* _The data_:
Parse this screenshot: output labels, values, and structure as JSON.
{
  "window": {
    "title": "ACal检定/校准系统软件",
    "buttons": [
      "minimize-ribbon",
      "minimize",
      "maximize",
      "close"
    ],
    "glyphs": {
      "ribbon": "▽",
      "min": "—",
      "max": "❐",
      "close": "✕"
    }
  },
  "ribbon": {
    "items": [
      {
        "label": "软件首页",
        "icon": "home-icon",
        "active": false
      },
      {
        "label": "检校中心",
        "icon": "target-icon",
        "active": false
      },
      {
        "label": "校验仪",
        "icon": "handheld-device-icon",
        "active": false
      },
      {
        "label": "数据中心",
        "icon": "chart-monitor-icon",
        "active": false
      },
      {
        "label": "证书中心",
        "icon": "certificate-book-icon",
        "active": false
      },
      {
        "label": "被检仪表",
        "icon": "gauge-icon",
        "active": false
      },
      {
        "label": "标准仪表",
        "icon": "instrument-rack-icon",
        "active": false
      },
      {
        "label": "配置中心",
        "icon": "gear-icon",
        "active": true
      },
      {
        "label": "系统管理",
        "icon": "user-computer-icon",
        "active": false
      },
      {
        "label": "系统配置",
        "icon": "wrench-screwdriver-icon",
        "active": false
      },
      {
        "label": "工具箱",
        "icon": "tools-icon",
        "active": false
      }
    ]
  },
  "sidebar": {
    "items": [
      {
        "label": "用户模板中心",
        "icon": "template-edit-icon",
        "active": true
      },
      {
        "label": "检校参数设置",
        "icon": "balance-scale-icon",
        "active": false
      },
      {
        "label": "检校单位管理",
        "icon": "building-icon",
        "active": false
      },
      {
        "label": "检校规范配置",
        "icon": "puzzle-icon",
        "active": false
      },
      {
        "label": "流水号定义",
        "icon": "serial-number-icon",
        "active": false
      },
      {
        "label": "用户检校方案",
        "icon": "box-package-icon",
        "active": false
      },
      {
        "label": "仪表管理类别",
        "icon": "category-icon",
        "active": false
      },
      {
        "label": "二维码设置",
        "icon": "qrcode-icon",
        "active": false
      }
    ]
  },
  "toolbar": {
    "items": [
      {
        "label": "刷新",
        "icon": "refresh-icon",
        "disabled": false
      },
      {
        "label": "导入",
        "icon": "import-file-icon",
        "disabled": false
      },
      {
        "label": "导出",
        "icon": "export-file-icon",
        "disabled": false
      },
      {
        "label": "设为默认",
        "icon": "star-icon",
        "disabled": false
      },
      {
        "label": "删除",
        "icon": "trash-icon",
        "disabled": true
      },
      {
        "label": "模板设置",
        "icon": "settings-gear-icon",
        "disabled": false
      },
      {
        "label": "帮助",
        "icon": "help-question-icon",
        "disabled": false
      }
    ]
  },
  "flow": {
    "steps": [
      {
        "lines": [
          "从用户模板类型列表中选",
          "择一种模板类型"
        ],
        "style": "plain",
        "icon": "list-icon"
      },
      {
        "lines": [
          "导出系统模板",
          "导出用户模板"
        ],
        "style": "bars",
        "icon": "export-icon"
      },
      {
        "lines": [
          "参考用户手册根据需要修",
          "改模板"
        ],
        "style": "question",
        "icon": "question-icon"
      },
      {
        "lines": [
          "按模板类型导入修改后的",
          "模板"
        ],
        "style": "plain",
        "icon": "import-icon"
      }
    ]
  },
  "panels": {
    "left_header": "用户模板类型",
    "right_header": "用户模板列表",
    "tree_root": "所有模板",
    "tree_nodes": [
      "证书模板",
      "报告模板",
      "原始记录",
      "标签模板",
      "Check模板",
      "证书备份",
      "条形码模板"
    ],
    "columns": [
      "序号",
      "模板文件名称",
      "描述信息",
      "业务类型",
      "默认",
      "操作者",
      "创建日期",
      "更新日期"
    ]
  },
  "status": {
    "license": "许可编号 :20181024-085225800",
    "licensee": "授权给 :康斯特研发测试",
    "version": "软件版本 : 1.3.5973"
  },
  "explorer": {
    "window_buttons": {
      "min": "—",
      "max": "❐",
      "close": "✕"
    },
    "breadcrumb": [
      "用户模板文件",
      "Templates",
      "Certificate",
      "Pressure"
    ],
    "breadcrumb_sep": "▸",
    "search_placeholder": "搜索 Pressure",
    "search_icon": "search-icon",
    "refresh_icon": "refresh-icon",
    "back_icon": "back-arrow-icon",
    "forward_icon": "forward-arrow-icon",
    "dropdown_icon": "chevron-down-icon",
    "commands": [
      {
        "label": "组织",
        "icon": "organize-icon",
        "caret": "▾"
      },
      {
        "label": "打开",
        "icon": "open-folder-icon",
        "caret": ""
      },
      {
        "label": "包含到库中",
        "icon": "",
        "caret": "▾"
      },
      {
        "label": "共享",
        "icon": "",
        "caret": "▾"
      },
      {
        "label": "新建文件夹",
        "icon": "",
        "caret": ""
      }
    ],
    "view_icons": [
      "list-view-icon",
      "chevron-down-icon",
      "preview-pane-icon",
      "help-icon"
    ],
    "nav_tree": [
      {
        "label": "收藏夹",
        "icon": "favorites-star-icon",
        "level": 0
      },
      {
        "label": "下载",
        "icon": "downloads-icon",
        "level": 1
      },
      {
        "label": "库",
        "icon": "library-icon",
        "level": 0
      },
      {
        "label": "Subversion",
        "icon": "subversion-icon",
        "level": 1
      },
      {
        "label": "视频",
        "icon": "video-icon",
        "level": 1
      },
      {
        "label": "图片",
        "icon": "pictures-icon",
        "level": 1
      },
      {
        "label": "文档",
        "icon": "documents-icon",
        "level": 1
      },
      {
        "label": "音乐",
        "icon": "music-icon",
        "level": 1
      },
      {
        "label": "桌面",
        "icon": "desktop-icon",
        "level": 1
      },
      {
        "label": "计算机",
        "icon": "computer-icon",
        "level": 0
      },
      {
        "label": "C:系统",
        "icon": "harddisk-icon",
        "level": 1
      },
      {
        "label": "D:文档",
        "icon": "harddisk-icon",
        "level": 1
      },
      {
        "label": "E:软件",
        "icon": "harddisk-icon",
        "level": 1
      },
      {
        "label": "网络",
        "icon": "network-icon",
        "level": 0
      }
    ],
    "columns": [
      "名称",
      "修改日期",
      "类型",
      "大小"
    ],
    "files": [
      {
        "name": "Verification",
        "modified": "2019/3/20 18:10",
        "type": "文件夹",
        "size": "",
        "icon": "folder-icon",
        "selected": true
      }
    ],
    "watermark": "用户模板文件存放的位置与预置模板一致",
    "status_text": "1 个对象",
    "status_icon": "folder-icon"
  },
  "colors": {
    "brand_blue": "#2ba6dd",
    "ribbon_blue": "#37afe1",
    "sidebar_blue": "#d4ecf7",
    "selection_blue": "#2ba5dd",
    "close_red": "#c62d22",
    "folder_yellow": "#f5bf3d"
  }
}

* _What is needed_:
Nothing may be left out: return each entry exactly as it reads.

* _Solution for this problem_:
Parse this screenshot: output labels, values, and structure as JSON.
{
  "window": {
    "title": "ACal检定/校准系统软件",
    "buttons": [
      "minimize-ribbon",
      "minimize",
      "maximize",
      "close"
    ],
    "glyphs": {
      "ribbon": "▽",
      "min": "—",
      "max": "❐",
      "close": "✕"
    }
  },
  "ribbon": {
    "items": [
      {
        "label": "软件首页",
        "icon": "home-icon",
        "active": false
      },
      {
        "label": "检校中心",
        "icon": "target-icon",
        "active": false
      },
      {
        "label": "校验仪",
        "icon": "handheld-device-icon",
        "active": false
      },
      {
        "label": "数据中心",
        "icon": "chart-monitor-icon",
        "active": false
      },
      {
        "label": "证书中心",
        "icon": "certificate-book-icon",
        "active": false
      },
      {
        "label": "被检仪表",
        "icon": "gauge-icon",
        "active": false
      },
      {
        "label": "标准仪表",
        "icon": "instrument-rack-icon",
        "active": false
      },
      {
        "label": "配置中心",
        "icon": "gear-icon",
        "active": true
      },
      {
        "label": "系统管理",
        "icon": "user-computer-icon",
        "active": false
      },
      {
        "label": "系统配置",
        "icon": "wrench-screwdriver-icon",
        "active": false
      },
      {
        "label": "工具箱",
        "icon": "tools-icon",
        "active": false
      }
    ]
  },
  "sidebar": {
    "items": [
      {
        "label": "用户模板中心",
        "icon": "template-edit-icon",
        "active": true
      },
      {
        "label": "检校参数设置",
        "icon": "balance-scale-icon",
        "active": false
      },
      {
        "label": "检校单位管理",
        "icon": "building-icon",
        "active": false
      },
      {
        "label": "检校规范配置",
        "icon": "puzzle-icon",
        "active": false
      },
      {
        "label": "流水号定义",
        "icon": "serial-number-icon",
        "active": false
      },
      {
        "label": "用户检校方案",
        "icon": "box-package-icon",
        "active": false
      },
      {
        "label": "仪表管理类别",
        "icon": "category-icon",
        "active": false
      },
      {
        "label": "二维码设置",
        "icon": "qrcode-icon",
        "active": false
      }
    ]
  },
  "toolbar": {
    "items": [
      {
        "label": "刷新",
        "icon": "refresh-icon",
        "disabled": false
      },
      {
        "label": "导入",
        "icon": "import-file-icon",
        "disabled": false
      },
      {
        "label": "导出",
        "icon": "export-file-icon",
        "disabled": false
      },
      {
        "label": "设为默认",
        "icon": "star-icon",
        "disabled": false
      },
      {
        "label": "删除",
        "icon": "trash-icon",
        "disabled": true
      },
      {
        "label": "模板设置",
        "icon": "settings-gear-icon",
        "disabled": false
      },
      {
        "label": "帮助",
        "icon": "help-question-icon",
        "disabled": false
      }
    ]
  },
  "flow": {
    "steps": [
      {
        "lines": [
          "从用户模板类型列表中选",
          "择一种模板类型"
        ],
        "style": "plain",
        "icon": "list-icon"
      },
      {
        "lines": [
          "导出系统模板",
          "导出用户模板"
        ],
        "style": "bars",
        "icon": "export-icon"
      },
      {
        "lines": [
          "参考用户手册根据需要修",
          "改模板"
        ],
        "style": "question",
        "icon": "question-icon"
      },
      {
        "lines": [
          "按模板类型导入修改后的",
          "模板"
        ],
        "style": "plain",
        "icon": "import-icon"
      }
    ]
  },
  "panels": {
    "left_header": "用户模板类型",
    "right_header": "用户模板列表",
    "tree_root": "所有模板",
    "tree_nodes": [
      "证书模板",
      "报告模板",
      "原始记录",
      "标签模板",
      "Check模板",
      "证书备份",
      "条形码模板"
    ],
    "columns": [
      "序号",
      "模板文件名称",
      "描述信息",
      "业务类型",
      "默认",
      "操作者",
      "创建日期",
      "更新日期"
    ]
  },
  "status": {
    "license": "许可编号 :20181024-085225800",
    "licensee": "授权给 :康斯特研发测试",
    "version": "软件版本 : 1.3.5973"
  },
  "explorer": {
    "window_buttons": {
      "min": "—",
      "max": "❐",
      "close": "✕"
    },
    "breadcrumb": [
      "用户模板文件",
      "Templates",
      "Certificate",
      "Pressure"
    ],
    "breadcrumb_sep": "▸",
    "search_placeholder": "搜索 Pressure",
    "search_icon": "search-icon",
    "refresh_icon": "refresh-icon",
    "back_icon": "back-arrow-icon",
    "forward_icon": "forward-arrow-icon",
    "dropdown_icon": "chevron-down-icon",
    "commands": [
      {
        "label": "组织",
        "icon": "organize-icon",
        "caret": "▾"
      },
      {
        "label": "打开",
        "icon": "open-folder-icon",
        "caret": ""
      },
      {
        "label": "包含到库中",
        "icon": "",
        "caret": "▾"
      },
      {
        "label": "共享",
        "icon": "",
        "caret": "▾"
      },
      {
        "label": "新建文件夹",
        "icon": "",
        "caret": ""
      }
    ],
    "view_icons": [
      "list-view-icon",
      "chevron-down-icon",
      "preview-pane-icon",
      "help-icon"
    ],
    "nav_tree": [
      {
        "label": "收藏夹",
        "icon": "favorites-star-icon",
        "level": 0
      },
      {
        "label": "下载",
        "icon": "downloads-icon",
        "level": 1
      },
      {
        "label": "库",
        "icon": "library-icon",
        "level": 0
      },
      {
        "label": "Subversion",
        "icon": "subversion-icon",
        "level": 1
      },
      {
        "label": "视频",
        "icon": "video-icon",
        "level": 1
      },
      {
        "label": "图片",
        "icon": "pictures-icon",
        "level": 1
      },
      {
        "label": "文档",
        "icon": "documents-icon",
        "level": 1
      },
      {
        "label": "音乐",
        "icon": "music-icon",
        "level": 1
      },
      {
        "label": "桌面",
        "icon": "desktop-icon",
        "level": 1
      },
      {
        "label": "计算机",
        "icon": "computer-icon",
        "level": 0
      },
      {
        "label": "C:系统",
        "icon": "harddisk-icon",
        "level": 1
      },
      {
        "label": "D:文档",
        "icon": "harddisk-icon",
        "level": 1
      },
      {
        "label": "E:软件",
        "icon": "harddisk-icon",
        "level": 1
      },
      {
        "label": "网络",
        "icon": "network-icon",
        "level": 0
      }
    ],
    "columns": [
      "名称",
      "修改日期",
      "类型",
      "大小"
    ],
    "files": [
      {
        "name": "Verification",
        "modified": "2019/3/20 18:10",
        "type": "文件夹",
        "size": "",
        "icon": "folder-icon",
        "selected": true
      }
    ],
    "watermark": "用户模板文件存放的位置与预置模板一致",
    "status_text": "1 个对象",
    "status_icon": "folder-icon"
  },
  "colors": {
    "brand_blue": "#2ba6dd",
    "ribbon_blue": "#37afe1",
    "sidebar_blue": "#d4ecf7",
    "selection_blue": "#2ba5dd",
    "close_red": "#c62d22",
    "folder_yellow": "#f5bf3d"
  }
}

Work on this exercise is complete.